[Collected data entries]
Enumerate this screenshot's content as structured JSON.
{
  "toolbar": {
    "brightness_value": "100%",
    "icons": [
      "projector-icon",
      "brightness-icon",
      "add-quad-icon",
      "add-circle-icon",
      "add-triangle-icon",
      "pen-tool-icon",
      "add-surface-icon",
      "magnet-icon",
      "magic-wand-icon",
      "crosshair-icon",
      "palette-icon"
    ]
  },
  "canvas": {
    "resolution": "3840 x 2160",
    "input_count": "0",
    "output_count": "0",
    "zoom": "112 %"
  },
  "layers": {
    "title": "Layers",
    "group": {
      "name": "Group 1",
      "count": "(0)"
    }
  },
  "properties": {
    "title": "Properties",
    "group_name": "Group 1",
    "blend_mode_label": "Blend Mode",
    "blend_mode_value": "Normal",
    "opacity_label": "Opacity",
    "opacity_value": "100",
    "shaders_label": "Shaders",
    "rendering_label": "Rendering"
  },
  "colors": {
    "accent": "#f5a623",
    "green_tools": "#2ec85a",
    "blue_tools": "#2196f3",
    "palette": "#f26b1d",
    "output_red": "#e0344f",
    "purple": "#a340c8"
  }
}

> Exercise instructions
Transcribe the full listing above without leaving anything out.

> Complete output
Enumerate this screenshot's content as structured JSON.
{
  "toolbar": {
    "brightness_value": "100%",
    "icons": [
      "projector-icon",
      "brightness-icon",
      "add-quad-icon",
      "add-circle-icon",
      "add-triangle-icon",
      "pen-tool-icon",
      "add-surface-icon",
      "magnet-icon",
      "magic-wand-icon",
      "crosshair-icon",
      "palette-icon"
    ]
  },
  "canvas": {
    "resolution": "3840 x 2160",
    "input_count": "0",
    "output_count": "0",
    "zoom": "112 %"
  },
  "layers": {
    "title": "Layers",
    "group": {
      "name": "Group 1",
      "count": "(0)"
    }
  },
  "properties": {
    "title": "Properties",
    "group_name": "Group 1",
    "blend_mode_label": "Blend Mode",
    "blend_mode_value": "Normal",
    "opacity_label": "Opacity",
    "opacity_value": "100",
    "shaders_label": "Shaders",
    "rendering_label": "Rendering"
  },
  "colors": {
    "accent": "#f5a623",
    "green_tools": "#2ec85a",
    "blue_tools": "#2196f3",
    "palette": "#f26b1d",
    "output_red": "#e0344f",
    "purple": "#a340c8"
  }
}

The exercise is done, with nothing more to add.